(ENUNCIADO 1):
Reproduza o trecho sobre a volta ao Brasil desde “Ando sumida do” até “a minha profissão.”, inclusive, substituindo “Moscou” por “São Petersburgo”.
(ENUNCIADO 2):
Dê continuidade ao trecho sobre a volta ao Brasil a partir da última frase apresentada.

Ando sumida do blog porque a vida anda bem movimentada esse ano e tenho viajado bastante. Ainda nem tinha terminado de editar as fotos de Moscou e tive que viajar de novo para passar três semanas no Brasil e encerrar um ciclo da minha vida. Fui dizer um grande adeus à administração pública brasileira. Não vou entrar nos pormenores do processo para poupar vocês da chatice, mas o fato é que estou muito feliz que agora a fotografia é oficialmente a minha profissão.
Tem gente que não suporta mudar, eu adoro. Como diria Bowie, “Ch-ch-ch-ch-changes! Turn and face the strange”. Acho que tenho um espírito meio cigano. A ideia de passar 30 anos trabalhando no mesmo lugar nunca me agradou. Nunca comprometi meu dinheiro pagando financiamento de imóvel porque tenho pavor de prestação. Ficar um longo período morando no mesmo lugar? No, thanks. Levei 33 anos pra mudar de cidade, mas mudei. Antes tarde do que nunca.
Meu único vínculo com o Brasil agora são os familiares e os amigos. Foi a primeira vez que voltei sozinha e fiquei hospedada na casa dos meus pais. Foi bom poder passar um tempo com eles, comer a comida da minha mãe, assistir os jogos da copa, encontrar os amigos antigos e novos (encontrei em Brasília amigos que fiz em Kiev!). Deu tempo de fotografar um pouco também e compartilho alguns registros da minha cidade com vocês. Fotografei com uma lente que não costumo usar muito porque ela é lenta para focar, mas é boa para fotografar arquitetura porque não distorce muito as linhas.
Esse dia eu saí com um amigo porque fico apreensiva de sair com a câmera sozinha por lá e tivemos que dar umas desviadas de umas pessoas suspeitas. Essa é uma sensação que não faz mais parte da minha vida e da qual não tenho nenhuma saudade. Ser mulher no Brasil é tão mais difícil… Toda vez que eu pegava o uber, já entrava no carro com os alertas ligados e tinha que sempre mandar mensagem pra minha mãe com o nome do motorista e a placa do carro. Por duas vezes peguei motoristas do sexo feminino e automaticamente senti um alívio. Comentei isso com a primeira delas e ela disse “não deveria ser assim neh?”. Não deveria mesmo, mas infelizmente, é.
Senti uma vibe pesada no ar, por mais que estivesse no meio da copa. A TV na casa da minha mãe estava sempre ligada transmitindo só desgraça, novelas péssimas ou os jogos da copa. As pessoas estão todas meio desiludidas, meio sem esperança, meio zumbis. Eu não assisto TV há muito tempo, então foi bem estranho ter ela tão presente assim durante essas três semanas.
Depois de quase 4 anos morando fora, sinto que não faço mais parte daquela atmosfera. Sinto uma saudade saudável das pessoas. Hoje em dia dá pra manter contato mais fácil por conta da internet. Mas toda vez que vou pro Brasil, tenho que ficar me desdobrando para conseguir encontrar todo mundo e é meio cansativo. Percebo que as pessoas não se encontram mais, mesmo que morem na mesma cidade. A internet dá essa falsa sensação de que as pessoas estão próximas e aí elas nunca combinam de se encontrar. Me pergunto se elas estão se dando conta disso. Tão longe, tão perto feelings.

(CONTEÚDO DOS REGISTROS):
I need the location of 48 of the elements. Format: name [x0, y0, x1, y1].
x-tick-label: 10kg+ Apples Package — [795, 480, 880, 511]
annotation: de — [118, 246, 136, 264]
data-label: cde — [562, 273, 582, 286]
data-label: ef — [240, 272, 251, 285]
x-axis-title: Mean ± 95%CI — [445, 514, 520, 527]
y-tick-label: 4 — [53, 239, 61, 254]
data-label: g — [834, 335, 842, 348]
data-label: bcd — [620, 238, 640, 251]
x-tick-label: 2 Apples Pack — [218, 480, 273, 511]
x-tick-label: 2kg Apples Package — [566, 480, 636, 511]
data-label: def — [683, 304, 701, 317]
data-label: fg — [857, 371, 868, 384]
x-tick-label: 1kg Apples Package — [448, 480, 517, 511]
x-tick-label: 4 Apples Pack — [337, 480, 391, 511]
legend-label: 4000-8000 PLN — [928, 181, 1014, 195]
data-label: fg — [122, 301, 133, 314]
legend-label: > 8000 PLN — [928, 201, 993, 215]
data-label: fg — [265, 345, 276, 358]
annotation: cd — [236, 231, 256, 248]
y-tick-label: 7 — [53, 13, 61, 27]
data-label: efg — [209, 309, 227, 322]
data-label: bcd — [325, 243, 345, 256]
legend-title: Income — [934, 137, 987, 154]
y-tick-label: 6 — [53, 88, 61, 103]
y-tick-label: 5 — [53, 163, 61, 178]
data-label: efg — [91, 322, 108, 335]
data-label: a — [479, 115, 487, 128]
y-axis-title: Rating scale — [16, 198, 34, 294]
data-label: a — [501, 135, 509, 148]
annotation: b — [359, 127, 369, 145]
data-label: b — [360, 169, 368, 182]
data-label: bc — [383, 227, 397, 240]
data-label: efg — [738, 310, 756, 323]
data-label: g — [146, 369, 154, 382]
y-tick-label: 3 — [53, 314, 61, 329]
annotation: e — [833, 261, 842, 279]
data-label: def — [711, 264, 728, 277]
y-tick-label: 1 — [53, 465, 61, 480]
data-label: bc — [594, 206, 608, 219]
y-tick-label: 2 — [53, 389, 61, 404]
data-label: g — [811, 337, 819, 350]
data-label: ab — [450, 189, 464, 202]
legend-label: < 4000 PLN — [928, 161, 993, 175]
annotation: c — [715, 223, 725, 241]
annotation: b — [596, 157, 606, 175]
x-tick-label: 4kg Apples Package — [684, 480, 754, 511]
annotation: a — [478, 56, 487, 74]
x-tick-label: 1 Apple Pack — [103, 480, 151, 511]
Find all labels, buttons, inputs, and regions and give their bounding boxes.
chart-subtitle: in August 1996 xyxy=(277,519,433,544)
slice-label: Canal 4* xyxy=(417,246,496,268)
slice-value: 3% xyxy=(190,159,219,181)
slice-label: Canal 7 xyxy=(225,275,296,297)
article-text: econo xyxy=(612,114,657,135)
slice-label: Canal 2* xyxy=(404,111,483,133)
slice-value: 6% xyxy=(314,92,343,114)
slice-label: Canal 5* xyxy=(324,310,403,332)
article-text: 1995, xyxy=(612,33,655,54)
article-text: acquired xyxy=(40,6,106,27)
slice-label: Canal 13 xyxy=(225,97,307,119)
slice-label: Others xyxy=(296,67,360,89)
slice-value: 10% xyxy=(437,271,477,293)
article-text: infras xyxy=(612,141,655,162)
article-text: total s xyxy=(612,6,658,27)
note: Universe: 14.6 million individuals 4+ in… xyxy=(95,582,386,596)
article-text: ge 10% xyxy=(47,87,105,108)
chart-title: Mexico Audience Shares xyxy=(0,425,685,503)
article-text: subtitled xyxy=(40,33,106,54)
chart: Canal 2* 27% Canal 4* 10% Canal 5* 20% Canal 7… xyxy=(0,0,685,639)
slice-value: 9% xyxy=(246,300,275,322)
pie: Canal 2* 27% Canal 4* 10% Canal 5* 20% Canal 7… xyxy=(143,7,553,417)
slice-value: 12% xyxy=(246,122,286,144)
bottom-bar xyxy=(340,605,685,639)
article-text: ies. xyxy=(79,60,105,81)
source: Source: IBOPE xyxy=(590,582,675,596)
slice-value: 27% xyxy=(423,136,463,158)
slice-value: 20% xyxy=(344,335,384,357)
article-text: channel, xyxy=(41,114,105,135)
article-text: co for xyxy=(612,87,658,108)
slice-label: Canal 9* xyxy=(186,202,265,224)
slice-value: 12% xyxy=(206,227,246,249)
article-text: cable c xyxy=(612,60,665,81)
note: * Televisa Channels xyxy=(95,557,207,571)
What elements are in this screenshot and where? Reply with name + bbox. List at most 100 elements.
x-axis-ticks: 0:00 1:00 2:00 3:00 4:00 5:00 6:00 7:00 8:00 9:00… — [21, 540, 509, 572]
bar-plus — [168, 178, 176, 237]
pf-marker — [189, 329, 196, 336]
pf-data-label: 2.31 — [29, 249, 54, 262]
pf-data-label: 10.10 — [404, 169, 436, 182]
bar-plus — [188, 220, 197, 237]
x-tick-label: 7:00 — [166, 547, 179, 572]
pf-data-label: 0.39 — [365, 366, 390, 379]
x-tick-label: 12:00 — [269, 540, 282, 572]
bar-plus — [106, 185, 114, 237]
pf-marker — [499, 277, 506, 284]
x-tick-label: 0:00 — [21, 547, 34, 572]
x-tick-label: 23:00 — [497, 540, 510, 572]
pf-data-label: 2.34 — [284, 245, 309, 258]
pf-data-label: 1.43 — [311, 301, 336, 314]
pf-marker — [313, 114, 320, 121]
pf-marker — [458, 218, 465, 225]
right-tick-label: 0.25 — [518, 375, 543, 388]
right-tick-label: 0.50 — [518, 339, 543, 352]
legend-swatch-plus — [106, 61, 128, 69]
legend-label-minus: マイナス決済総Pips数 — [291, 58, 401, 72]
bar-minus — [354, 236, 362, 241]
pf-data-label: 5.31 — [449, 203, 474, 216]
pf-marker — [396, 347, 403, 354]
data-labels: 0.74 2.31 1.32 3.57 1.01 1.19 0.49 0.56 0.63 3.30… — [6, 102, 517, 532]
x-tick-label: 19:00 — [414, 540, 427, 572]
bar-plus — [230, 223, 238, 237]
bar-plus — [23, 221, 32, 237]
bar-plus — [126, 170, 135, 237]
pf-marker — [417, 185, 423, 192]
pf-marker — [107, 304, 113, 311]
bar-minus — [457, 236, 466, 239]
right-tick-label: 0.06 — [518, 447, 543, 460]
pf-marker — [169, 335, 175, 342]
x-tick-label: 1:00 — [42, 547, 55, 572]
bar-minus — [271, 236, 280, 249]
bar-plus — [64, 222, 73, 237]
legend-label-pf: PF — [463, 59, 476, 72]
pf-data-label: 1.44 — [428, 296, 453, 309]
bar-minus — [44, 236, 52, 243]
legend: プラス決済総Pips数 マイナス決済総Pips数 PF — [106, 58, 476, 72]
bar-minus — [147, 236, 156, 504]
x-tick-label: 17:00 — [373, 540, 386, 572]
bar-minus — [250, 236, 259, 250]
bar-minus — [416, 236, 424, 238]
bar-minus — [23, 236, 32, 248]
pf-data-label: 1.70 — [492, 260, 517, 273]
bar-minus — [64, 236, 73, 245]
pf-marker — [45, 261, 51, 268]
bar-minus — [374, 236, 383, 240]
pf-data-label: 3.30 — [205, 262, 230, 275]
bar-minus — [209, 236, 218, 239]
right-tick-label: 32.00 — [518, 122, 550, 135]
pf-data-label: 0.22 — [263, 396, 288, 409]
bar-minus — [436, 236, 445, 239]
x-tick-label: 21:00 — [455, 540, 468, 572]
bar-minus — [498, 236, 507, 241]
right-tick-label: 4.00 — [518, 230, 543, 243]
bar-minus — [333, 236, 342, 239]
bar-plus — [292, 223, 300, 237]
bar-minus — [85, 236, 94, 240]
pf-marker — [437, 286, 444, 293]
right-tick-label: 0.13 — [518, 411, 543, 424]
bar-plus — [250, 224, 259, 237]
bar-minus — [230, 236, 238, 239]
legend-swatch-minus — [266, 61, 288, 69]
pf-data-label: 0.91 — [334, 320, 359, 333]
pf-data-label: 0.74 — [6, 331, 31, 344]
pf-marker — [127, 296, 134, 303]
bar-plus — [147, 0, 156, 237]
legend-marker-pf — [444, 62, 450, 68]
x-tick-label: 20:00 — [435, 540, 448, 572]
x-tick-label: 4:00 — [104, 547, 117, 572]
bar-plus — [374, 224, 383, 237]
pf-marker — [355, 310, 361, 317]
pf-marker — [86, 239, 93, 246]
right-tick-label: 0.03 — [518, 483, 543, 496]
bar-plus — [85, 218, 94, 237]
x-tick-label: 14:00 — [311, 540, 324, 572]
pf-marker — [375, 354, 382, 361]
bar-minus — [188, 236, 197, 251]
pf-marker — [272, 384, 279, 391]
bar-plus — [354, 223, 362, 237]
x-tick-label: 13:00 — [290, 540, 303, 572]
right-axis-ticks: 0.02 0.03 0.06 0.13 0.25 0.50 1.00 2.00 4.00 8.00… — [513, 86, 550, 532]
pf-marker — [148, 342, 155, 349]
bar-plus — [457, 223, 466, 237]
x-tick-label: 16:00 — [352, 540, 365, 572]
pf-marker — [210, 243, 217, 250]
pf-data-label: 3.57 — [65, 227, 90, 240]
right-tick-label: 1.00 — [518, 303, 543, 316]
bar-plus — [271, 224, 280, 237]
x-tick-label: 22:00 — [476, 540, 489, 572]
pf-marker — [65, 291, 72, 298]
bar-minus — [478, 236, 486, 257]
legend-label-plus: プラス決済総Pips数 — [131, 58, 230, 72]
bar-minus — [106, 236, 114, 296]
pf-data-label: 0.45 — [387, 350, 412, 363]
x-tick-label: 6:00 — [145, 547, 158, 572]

(RESPOSTA ESPERADA 1):
Ando sumida do blog porque a vida anda bem movimentada esse ano e tenho viajado bastante. Ainda nem tinha terminado de editar as fotos de São Petersburgo e tive que viajar de novo para passar três semanas no Brasil e encerrar um ciclo da minha vida. Fui dizer um grande adeus à administração pública brasileira. Não vou entrar nos pormenores do processo para poupar vocês da chatice, mas o fato é que estou muito feliz que agora a fotografia é oficialmente a minha profissão.

(RESPOSTA ESPERADA 2):
Sei que a grana está curta pra muita gente e percebi que poucas pessoas quiseram sair para algum restaurante ou café e preferiram me encontrar em casa. Isso não é problema nenhum pra mim, adoro quando as pessoas me convidam pras suas casas, mas acaba sendo um reflexo da situação econômica também. Qualquer saidinha acaba saindo bem pesada no orçamento de muita gente. Porém, a natureza nunca decepciona e é de graça. Chama um amigo, vai caminhar, senta embaixo do bloco, fala sobre a vida. Brasília é um museu gratuito a céu aberto, não tem neve nem frio pra dificultar sair na rua. Tem um pôr do sol incrível, horizonte e o “céu azul de nuvens doidas”. A natureza sempre te abraça, basta estar aberto para receber esse carinho.
Adoro viver Brasília como uma turista. Poder almoçar fora do horário de pico, caminhar no fim da tarde enquanto as pessoas estão trabalhando, poder evitar os horários de muito trânsito. Enfim, ver a cidade de uma perspectiva completamente diferente da que eu via enquanto morava lá e vivenciar só as delícias da capital federal, alheia a todos os problemas. Espero ter conseguido captar em imagens a parte suave dessa experiência, a que eu realmente quero guardar na memória.
Ale,
essa coisa de encarar a própria cidade como turista é um desafio pra quem ainda mora nela. Ainda mais em tempos de climas pesados, como você sentiu no ar. Me chamou atenção sua insegurança sobre sair com a câmera, porque isso é um problema constante pra mim. Que me deixa frustrada e ansiosa.
Oi Mell, tente olhar sua cidade com olhos de turista porque é um desafio muito legal para quem fotografa. No curso de fotografia que fiz em 2007, as aulas práticas incentivavam muito isso e eu aprendi demais. Quanto ao problema de sair com a câmera, procure sair em grupo ou com um homem que não esteja fotografando, tipo um guarda-costas mesmo. No dia que fiz essas fotos tinha duas meninas fazendo um ensaio na mesma quadra. Como Brasília tem uns espaços amplos, dá para perceber se tem alguém suspeito se aproximando e cair fora.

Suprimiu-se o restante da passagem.